- [EXCERPTED DATA]:

==========

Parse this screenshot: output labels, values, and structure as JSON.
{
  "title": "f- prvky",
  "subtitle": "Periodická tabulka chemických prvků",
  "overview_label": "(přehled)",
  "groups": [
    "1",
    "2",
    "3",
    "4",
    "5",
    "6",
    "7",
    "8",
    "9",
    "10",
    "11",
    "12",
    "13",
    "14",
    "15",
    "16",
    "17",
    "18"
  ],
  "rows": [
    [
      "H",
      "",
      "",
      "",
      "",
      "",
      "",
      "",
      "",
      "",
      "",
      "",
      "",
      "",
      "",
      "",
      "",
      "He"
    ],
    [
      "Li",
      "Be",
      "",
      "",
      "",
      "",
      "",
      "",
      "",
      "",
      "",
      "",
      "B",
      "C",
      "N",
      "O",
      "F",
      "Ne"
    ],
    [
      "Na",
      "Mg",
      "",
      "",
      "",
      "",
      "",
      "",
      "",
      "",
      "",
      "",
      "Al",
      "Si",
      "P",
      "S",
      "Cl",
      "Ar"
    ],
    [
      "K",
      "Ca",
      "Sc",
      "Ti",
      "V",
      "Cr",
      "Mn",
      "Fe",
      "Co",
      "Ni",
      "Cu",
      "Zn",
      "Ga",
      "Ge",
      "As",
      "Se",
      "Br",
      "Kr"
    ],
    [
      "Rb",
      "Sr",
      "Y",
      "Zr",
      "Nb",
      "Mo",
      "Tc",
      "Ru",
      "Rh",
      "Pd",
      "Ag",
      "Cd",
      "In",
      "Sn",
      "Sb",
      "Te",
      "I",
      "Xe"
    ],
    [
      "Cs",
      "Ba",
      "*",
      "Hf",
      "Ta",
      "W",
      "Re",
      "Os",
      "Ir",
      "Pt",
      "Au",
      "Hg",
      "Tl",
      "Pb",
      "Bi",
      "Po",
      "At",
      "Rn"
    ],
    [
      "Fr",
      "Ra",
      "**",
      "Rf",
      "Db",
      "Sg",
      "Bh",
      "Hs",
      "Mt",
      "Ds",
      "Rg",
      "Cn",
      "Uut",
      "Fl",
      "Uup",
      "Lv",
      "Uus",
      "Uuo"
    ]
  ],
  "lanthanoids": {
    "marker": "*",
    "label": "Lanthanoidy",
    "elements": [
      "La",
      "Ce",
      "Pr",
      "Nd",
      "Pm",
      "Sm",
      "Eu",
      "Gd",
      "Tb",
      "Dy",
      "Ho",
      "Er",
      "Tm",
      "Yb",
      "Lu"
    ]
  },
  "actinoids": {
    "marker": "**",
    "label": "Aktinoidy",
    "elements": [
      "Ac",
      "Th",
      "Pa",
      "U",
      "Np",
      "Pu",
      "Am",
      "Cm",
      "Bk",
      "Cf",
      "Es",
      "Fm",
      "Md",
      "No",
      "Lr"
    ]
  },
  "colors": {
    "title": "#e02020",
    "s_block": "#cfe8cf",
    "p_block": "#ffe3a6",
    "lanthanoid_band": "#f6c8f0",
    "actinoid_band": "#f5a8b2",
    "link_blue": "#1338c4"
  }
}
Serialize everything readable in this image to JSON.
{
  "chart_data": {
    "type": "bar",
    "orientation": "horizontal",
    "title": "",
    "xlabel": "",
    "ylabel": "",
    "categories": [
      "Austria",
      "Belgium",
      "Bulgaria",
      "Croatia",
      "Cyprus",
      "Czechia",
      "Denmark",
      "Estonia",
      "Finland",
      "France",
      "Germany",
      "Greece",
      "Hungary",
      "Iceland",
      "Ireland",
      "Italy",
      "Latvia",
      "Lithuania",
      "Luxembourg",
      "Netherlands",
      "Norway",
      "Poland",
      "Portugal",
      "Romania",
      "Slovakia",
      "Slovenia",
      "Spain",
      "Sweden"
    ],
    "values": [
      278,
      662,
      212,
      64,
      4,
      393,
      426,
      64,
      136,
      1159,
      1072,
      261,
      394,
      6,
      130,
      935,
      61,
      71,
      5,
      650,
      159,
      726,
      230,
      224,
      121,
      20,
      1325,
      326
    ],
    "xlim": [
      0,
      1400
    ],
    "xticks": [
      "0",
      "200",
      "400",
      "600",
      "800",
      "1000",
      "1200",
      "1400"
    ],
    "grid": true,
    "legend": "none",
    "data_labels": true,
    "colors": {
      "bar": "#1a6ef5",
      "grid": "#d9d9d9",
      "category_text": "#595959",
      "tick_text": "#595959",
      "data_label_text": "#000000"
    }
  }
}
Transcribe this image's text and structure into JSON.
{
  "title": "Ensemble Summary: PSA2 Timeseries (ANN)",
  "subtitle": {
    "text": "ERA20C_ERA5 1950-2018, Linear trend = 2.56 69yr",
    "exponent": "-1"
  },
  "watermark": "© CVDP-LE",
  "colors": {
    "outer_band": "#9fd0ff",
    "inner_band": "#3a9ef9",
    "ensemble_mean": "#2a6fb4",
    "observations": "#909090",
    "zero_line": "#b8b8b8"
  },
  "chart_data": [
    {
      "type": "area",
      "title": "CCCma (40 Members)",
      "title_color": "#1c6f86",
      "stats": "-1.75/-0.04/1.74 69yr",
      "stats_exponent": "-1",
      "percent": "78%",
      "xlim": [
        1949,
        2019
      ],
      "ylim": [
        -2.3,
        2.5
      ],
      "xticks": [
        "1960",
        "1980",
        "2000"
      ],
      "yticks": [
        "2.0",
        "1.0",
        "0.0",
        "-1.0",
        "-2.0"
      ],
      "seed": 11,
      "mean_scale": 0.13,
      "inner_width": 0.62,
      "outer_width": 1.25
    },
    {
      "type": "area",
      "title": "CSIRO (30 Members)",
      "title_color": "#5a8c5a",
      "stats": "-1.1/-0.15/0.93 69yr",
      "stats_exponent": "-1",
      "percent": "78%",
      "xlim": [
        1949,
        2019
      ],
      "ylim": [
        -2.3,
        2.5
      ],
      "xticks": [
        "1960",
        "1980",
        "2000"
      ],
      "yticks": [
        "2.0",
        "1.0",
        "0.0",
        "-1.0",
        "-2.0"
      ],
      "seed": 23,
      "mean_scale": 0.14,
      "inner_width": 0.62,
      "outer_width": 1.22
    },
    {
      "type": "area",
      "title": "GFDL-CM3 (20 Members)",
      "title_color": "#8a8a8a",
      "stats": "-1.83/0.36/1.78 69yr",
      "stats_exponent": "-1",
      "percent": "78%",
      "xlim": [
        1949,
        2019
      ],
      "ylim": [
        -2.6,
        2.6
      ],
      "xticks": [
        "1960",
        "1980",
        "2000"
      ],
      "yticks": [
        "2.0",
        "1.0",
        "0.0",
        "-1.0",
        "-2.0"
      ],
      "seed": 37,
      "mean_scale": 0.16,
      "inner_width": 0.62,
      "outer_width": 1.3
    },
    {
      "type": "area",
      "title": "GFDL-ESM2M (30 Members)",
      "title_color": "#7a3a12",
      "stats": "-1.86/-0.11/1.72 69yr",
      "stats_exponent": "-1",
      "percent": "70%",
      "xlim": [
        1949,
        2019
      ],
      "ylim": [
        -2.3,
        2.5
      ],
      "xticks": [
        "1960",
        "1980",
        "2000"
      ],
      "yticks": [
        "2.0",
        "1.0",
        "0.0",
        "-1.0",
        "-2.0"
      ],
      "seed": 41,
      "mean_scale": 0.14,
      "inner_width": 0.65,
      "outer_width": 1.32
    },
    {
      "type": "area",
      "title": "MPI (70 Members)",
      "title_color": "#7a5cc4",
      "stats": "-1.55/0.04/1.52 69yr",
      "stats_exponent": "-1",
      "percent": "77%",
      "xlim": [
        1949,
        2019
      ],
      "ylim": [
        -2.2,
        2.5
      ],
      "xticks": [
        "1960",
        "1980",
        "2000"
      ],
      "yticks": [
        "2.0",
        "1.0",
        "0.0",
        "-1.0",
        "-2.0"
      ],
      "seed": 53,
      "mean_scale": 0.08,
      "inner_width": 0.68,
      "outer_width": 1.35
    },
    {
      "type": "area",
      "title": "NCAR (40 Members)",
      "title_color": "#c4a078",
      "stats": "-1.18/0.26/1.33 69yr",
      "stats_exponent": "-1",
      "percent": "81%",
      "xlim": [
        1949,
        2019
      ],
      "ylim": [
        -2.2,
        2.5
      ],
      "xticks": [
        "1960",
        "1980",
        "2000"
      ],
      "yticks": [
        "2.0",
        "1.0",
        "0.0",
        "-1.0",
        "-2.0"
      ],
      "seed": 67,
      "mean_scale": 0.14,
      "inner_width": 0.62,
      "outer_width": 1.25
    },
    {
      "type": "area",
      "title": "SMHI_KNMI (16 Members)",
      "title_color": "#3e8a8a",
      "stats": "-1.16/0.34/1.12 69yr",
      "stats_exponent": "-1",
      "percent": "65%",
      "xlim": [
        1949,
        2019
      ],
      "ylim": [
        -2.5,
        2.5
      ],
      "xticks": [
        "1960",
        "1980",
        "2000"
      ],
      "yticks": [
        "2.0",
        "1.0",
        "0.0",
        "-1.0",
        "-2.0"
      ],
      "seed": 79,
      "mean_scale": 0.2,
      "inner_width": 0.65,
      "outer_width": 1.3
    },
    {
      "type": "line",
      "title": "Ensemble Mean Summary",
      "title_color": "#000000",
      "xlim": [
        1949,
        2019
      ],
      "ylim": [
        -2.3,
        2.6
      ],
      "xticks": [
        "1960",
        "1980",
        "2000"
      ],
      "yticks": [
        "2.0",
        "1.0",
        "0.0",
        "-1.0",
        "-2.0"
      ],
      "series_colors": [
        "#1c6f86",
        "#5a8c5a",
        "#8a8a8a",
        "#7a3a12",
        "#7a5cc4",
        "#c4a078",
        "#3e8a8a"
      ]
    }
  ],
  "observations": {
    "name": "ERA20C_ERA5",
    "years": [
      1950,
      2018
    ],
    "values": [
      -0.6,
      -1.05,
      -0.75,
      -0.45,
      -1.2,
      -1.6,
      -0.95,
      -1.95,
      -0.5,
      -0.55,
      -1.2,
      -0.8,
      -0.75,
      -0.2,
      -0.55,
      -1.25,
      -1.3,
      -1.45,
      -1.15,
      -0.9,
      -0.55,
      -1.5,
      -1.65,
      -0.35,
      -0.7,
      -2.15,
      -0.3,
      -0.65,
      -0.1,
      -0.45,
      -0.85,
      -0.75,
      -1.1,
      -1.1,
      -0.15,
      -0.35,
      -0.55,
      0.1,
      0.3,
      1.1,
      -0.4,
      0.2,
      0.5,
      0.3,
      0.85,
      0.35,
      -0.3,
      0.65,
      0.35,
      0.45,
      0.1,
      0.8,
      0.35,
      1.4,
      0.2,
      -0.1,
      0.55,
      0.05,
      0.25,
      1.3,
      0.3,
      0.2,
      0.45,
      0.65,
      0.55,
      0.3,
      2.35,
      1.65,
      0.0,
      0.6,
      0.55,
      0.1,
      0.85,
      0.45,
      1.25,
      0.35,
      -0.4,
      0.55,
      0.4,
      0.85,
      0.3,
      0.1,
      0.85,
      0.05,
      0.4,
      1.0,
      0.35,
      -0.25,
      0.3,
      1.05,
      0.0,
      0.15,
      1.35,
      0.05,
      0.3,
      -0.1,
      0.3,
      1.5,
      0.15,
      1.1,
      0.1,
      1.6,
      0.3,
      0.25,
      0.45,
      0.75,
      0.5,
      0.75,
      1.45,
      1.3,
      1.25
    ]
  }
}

==========

- [TO BE DONE]:
In the records above, how many lines include "subtitle"? Give that number and nothing more.

- [WORKED SOLUTION]:
2